## Supplied data
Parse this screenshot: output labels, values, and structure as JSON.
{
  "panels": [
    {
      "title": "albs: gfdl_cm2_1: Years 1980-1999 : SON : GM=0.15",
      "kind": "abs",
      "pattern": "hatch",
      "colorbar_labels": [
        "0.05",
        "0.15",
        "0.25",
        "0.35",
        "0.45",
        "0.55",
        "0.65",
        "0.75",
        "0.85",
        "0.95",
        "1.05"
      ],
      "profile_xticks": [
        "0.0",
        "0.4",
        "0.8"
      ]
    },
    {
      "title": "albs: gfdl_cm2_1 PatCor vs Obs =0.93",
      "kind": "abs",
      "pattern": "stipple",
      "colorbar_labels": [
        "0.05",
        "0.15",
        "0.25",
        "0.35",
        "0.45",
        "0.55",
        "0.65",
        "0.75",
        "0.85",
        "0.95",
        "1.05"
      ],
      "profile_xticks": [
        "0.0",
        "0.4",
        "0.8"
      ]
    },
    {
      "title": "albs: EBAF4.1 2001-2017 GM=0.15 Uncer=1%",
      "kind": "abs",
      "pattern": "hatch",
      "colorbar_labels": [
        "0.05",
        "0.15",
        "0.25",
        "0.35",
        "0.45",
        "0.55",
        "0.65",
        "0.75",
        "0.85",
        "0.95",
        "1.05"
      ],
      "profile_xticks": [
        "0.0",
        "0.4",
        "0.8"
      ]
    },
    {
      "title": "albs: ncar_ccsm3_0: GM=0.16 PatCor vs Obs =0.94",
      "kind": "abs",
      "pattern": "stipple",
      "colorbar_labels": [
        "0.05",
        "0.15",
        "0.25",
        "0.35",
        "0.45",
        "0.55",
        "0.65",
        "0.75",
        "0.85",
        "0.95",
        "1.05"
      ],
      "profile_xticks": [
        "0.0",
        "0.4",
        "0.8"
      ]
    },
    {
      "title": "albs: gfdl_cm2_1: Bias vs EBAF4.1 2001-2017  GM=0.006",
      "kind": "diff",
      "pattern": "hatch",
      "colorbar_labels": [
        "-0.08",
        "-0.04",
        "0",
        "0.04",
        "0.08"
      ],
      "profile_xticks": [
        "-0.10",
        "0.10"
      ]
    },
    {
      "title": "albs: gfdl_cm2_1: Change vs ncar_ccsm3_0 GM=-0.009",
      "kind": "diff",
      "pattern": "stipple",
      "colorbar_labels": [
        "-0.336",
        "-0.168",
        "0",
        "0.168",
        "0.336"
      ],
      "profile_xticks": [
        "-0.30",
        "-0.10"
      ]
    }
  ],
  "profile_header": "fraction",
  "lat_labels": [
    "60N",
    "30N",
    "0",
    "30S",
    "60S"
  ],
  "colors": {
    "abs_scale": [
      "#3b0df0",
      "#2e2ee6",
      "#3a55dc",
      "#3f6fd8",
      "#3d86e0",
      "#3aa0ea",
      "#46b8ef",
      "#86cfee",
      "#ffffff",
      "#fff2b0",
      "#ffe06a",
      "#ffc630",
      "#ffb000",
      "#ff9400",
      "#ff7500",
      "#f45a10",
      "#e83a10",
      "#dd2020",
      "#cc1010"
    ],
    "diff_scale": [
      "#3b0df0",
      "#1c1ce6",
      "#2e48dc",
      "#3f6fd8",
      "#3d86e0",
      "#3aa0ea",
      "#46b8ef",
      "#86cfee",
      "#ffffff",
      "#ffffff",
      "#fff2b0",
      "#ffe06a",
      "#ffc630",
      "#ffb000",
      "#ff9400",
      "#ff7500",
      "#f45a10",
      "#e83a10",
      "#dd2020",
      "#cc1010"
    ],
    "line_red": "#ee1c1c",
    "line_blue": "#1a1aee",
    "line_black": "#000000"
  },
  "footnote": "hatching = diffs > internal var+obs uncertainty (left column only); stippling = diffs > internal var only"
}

## Required work
Exactly reproduce every line found in the records.

## Expected answer
Parse this screenshot: output labels, values, and structure as JSON.
{
  "panels": [
    {
      "title": "albs: gfdl_cm2_1: Years 1980-1999 : SON : GM=0.15",
      "kind": "abs",
      "pattern": "hatch",
      "colorbar_labels": [
        "0.05",
        "0.15",
        "0.25",
        "0.35",
        "0.45",
        "0.55",
        "0.65",
        "0.75",
        "0.85",
        "0.95",
        "1.05"
      ],
      "profile_xticks": [
        "0.0",
        "0.4",
        "0.8"
      ]
    },
    {
      "title": "albs: gfdl_cm2_1 PatCor vs Obs =0.93",
      "kind": "abs",
      "pattern": "stipple",
      "colorbar_labels": [
        "0.05",
        "0.15",
        "0.25",
        "0.35",
        "0.45",
        "0.55",
        "0.65",
        "0.75",
        "0.85",
        "0.95",
        "1.05"
      ],
      "profile_xticks": [
        "0.0",
        "0.4",
        "0.8"
      ]
    },
    {
      "title": "albs: EBAF4.1 2001-2017 GM=0.15 Uncer=1%",
      "kind": "abs",
      "pattern": "hatch",
      "colorbar_labels": [
        "0.05",
        "0.15",
        "0.25",
        "0.35",
        "0.45",
        "0.55",
        "0.65",
        "0.75",
        "0.85",
        "0.95",
        "1.05"
      ],
      "profile_xticks": [
        "0.0",
        "0.4",
        "0.8"
      ]
    },
    {
      "title": "albs: ncar_ccsm3_0: GM=0.16 PatCor vs Obs =0.94",
      "kind": "abs",
      "pattern": "stipple",
      "colorbar_labels": [
        "0.05",
        "0.15",
        "0.25",
        "0.35",
        "0.45",
        "0.55",
        "0.65",
        "0.75",
        "0.85",
        "0.95",
        "1.05"
      ],
      "profile_xticks": [
        "0.0",
        "0.4",
        "0.8"
      ]
    },
    {
      "title": "albs: gfdl_cm2_1: Bias vs EBAF4.1 2001-2017  GM=0.006",
      "kind": "diff",
      "pattern": "hatch",
      "colorbar_labels": [
        "-0.08",
        "-0.04",
        "0",
        "0.04",
        "0.08"
      ],
      "profile_xticks": [
        "-0.10",
        "0.10"
      ]
    },
    {
      "title": "albs: gfdl_cm2_1: Change vs ncar_ccsm3_0 GM=-0.009",
      "kind": "diff",
      "pattern": "stipple",
      "colorbar_labels": [
        "-0.336",
        "-0.168",
        "0",
        "0.168",
        "0.336"
      ],
      "profile_xticks": [
        "-0.30",
        "-0.10"
      ]
    }
  ],
  "profile_header": "fraction",
  "lat_labels": [
    "60N",
    "30N",
    "0",
    "30S",
    "60S"
  ],
  "colors": {
    "abs_scale": [
      "#3b0df0",
      "#2e2ee6",
      "#3a55dc",
      "#3f6fd8",
      "#3d86e0",
      "#3aa0ea",
      "#46b8ef",
      "#86cfee",
      "#ffffff",
      "#fff2b0",
      "#ffe06a",
      "#ffc630",
      "#ffb000",
      "#ff9400",
      "#ff7500",
      "#f45a10",
      "#e83a10",
      "#dd2020",
      "#cc1010"
    ],
    "diff_scale": [
      "#3b0df0",
      "#1c1ce6",
      "#2e48dc",
      "#3f6fd8",
      "#3d86e0",
      "#3aa0ea",
      "#46b8ef",
      "#86cfee",
      "#ffffff",
      "#ffffff",
      "#fff2b0",
      "#ffe06a",
      "#ffc630",
      "#ffb000",
      "#ff9400",
      "#ff7500",
      "#f45a10",
      "#e83a10",
      "#dd2020",
      "#cc1010"
    ],
    "line_red": "#ee1c1c",
    "line_blue": "#1a1aee",
    "line_black": "#000000"
  },
  "footnote": "hatching = diffs > internal var+obs uncertainty (left column only); stippling = diffs > internal var only"
}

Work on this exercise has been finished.